(Data entries for graphics)
[start]

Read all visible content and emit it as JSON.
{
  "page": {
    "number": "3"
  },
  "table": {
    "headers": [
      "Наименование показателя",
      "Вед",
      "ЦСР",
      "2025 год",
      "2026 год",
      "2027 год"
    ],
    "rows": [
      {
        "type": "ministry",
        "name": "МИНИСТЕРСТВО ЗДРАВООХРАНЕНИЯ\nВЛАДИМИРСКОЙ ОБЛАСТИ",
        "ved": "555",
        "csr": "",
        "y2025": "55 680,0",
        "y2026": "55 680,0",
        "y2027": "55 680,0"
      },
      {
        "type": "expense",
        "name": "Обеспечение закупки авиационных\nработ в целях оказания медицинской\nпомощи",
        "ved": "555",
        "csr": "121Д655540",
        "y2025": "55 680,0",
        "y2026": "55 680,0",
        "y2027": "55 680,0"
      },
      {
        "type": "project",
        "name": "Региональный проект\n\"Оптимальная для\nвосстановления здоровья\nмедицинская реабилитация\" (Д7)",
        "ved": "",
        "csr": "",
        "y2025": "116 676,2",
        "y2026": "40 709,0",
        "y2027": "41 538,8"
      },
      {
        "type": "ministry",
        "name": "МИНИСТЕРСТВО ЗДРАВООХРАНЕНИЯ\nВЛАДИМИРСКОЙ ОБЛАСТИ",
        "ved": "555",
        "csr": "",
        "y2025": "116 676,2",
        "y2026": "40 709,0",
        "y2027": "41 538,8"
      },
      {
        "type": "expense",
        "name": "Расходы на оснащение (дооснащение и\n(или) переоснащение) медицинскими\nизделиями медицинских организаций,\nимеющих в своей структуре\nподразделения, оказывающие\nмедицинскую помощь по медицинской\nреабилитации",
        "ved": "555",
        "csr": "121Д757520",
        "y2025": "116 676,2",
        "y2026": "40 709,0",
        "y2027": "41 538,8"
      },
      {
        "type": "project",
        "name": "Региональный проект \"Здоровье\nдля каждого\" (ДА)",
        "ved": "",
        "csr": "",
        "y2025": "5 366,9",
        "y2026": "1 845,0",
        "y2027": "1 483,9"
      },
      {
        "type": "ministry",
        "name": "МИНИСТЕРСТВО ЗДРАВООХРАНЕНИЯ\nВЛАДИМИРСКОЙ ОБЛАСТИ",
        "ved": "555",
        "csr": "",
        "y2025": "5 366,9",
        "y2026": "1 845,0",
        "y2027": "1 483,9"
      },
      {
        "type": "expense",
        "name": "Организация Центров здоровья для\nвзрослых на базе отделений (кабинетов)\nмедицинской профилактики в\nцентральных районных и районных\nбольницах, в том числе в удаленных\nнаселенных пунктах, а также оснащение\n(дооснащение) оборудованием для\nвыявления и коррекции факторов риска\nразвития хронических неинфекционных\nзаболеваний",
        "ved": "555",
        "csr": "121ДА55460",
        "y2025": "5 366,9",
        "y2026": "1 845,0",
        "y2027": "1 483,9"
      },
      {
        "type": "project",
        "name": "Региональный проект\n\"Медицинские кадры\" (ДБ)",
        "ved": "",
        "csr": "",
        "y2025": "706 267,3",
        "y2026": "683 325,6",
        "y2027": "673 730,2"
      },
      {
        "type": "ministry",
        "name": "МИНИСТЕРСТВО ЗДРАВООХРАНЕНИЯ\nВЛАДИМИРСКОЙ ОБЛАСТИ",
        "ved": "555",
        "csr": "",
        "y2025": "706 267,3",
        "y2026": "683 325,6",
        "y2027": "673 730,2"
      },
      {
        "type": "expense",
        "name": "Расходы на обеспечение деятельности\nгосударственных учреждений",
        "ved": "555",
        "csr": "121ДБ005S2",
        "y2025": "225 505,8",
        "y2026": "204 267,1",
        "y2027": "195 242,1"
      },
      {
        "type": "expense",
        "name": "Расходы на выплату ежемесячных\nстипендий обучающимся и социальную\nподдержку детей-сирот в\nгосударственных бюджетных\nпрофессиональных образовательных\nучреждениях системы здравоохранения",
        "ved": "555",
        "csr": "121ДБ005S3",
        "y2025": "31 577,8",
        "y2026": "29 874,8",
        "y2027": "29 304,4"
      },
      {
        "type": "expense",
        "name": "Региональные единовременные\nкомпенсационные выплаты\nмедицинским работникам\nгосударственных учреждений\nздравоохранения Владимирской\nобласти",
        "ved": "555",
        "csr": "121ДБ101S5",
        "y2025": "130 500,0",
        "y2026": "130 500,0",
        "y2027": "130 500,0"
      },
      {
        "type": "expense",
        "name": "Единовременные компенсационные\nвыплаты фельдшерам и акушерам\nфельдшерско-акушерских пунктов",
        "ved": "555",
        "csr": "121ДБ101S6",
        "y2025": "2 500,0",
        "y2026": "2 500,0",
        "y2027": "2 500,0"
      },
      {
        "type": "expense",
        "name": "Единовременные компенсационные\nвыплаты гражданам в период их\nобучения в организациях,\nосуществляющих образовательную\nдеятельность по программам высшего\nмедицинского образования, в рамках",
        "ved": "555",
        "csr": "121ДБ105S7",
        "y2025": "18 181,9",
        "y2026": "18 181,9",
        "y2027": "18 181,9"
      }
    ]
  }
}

[end]

What is needed: Write out all records exactly, keeping every detail.

The completed task:
Read all visible content and emit it as JSON.
{
  "page": {
    "number": "3"
  },
  "table": {
    "headers": [
      "Наименование показателя",
      "Вед",
      "ЦСР",
      "2025 год",
      "2026 год",
      "2027 год"
    ],
    "rows": [
      {
        "type": "ministry",
        "name": "МИНИСТЕРСТВО ЗДРАВООХРАНЕНИЯ\nВЛАДИМИРСКОЙ ОБЛАСТИ",
        "ved": "555",
        "csr": "",
        "y2025": "55 680,0",
        "y2026": "55 680,0",
        "y2027": "55 680,0"
      },
      {
        "type": "expense",
        "name": "Обеспечение закупки авиационных\nработ в целях оказания медицинской\nпомощи",
        "ved": "555",
        "csr": "121Д655540",
        "y2025": "55 680,0",
        "y2026": "55 680,0",
        "y2027": "55 680,0"
      },
      {
        "type": "project",
        "name": "Региональный проект\n\"Оптимальная для\nвосстановления здоровья\nмедицинская реабилитация\" (Д7)",
        "ved": "",
        "csr": "",
        "y2025": "116 676,2",
        "y2026": "40 709,0",
        "y2027": "41 538,8"
      },
      {
        "type": "ministry",
        "name": "МИНИСТЕРСТВО ЗДРАВООХРАНЕНИЯ\nВЛАДИМИРСКОЙ ОБЛАСТИ",
        "ved": "555",
        "csr": "",
        "y2025": "116 676,2",
        "y2026": "40 709,0",
        "y2027": "41 538,8"
      },
      {
        "type": "expense",
        "name": "Расходы на оснащение (дооснащение и\n(или) переоснащение) медицинскими\nизделиями медицинских организаций,\nимеющих в своей структуре\nподразделения, оказывающие\nмедицинскую помощь по медицинской\nреабилитации",
        "ved": "555",
        "csr": "121Д757520",
        "y2025": "116 676,2",
        "y2026": "40 709,0",
        "y2027": "41 538,8"
      },
      {
        "type": "project",
        "name": "Региональный проект \"Здоровье\nдля каждого\" (ДА)",
        "ved": "",
        "csr": "",
        "y2025": "5 366,9",
        "y2026": "1 845,0",
        "y2027": "1 483,9"
      },
      {
        "type": "ministry",
        "name": "МИНИСТЕРСТВО ЗДРАВООХРАНЕНИЯ\nВЛАДИМИРСКОЙ ОБЛАСТИ",
        "ved": "555",
        "csr": "",
        "y2025": "5 366,9",
        "y2026": "1 845,0",
        "y2027": "1 483,9"
      },
      {
        "type": "expense",
        "name": "Организация Центров здоровья для\nвзрослых на базе отделений (кабинетов)\nмедицинской профилактики в\nцентральных районных и районных\nбольницах, в том числе в удаленных\nнаселенных пунктах, а также оснащение\n(дооснащение) оборудованием для\nвыявления и коррекции факторов риска\nразвития хронических неинфекционных\nзаболеваний",
        "ved": "555",
        "csr": "121ДА55460",
        "y2025": "5 366,9",
        "y2026": "1 845,0",
        "y2027": "1 483,9"
      },
      {
        "type": "project",
        "name": "Региональный проект\n\"Медицинские кадры\" (ДБ)",
        "ved": "",
        "csr": "",
        "y2025": "706 267,3",
        "y2026": "683 325,6",
        "y2027": "673 730,2"
      },
      {
        "type": "ministry",
        "name": "МИНИСТЕРСТВО ЗДРАВООХРАНЕНИЯ\nВЛАДИМИРСКОЙ ОБЛАСТИ",
        "ved": "555",
        "csr": "",
        "y2025": "706 267,3",
        "y2026": "683 325,6",
        "y2027": "673 730,2"
      },
      {
        "type": "expense",
        "name": "Расходы на обеспечение деятельности\nгосударственных учреждений",
        "ved": "555",
        "csr": "121ДБ005S2",
        "y2025": "225 505,8",
        "y2026": "204 267,1",
        "y2027": "195 242,1"
      },
      {
        "type": "expense",
        "name": "Расходы на выплату ежемесячных\nстипендий обучающимся и социальную\nподдержку детей-сирот в\nгосударственных бюджетных\nпрофессиональных образовательных\nучреждениях системы здравоохранения",
        "ved": "555",
        "csr": "121ДБ005S3",
        "y2025": "31 577,8",
        "y2026": "29 874,8",
        "y2027": "29 304,4"
      },
      {
        "type": "expense",
        "name": "Региональные единовременные\nкомпенсационные выплаты\nмедицинским работникам\nгосударственных учреждений\nздравоохранения Владимирской\nобласти",
        "ved": "555",
        "csr": "121ДБ101S5",
        "y2025": "130 500,0",
        "y2026": "130 500,0",
        "y2027": "130 500,0"
      },
      {
        "type": "expense",
        "name": "Единовременные компенсационные\nвыплаты фельдшерам и акушерам\nфельдшерско-акушерских пунктов",
        "ved": "555",
        "csr": "121ДБ101S6",
        "y2025": "2 500,0",
        "y2026": "2 500,0",
        "y2027": "2 500,0"
      },
      {
        "type": "expense",
        "name": "Единовременные компенсационные\nвыплаты гражданам в период их\nобучения в организациях,\nосуществляющих образовательную\nдеятельность по программам высшего\nмедицинского образования, в рамках",
        "ved": "555",
        "csr": "121ДБ105S7",
        "y2025": "18 181,9",
        "y2026": "18 181,9",
        "y2027": "18 181,9"
      }
    ]
  }
}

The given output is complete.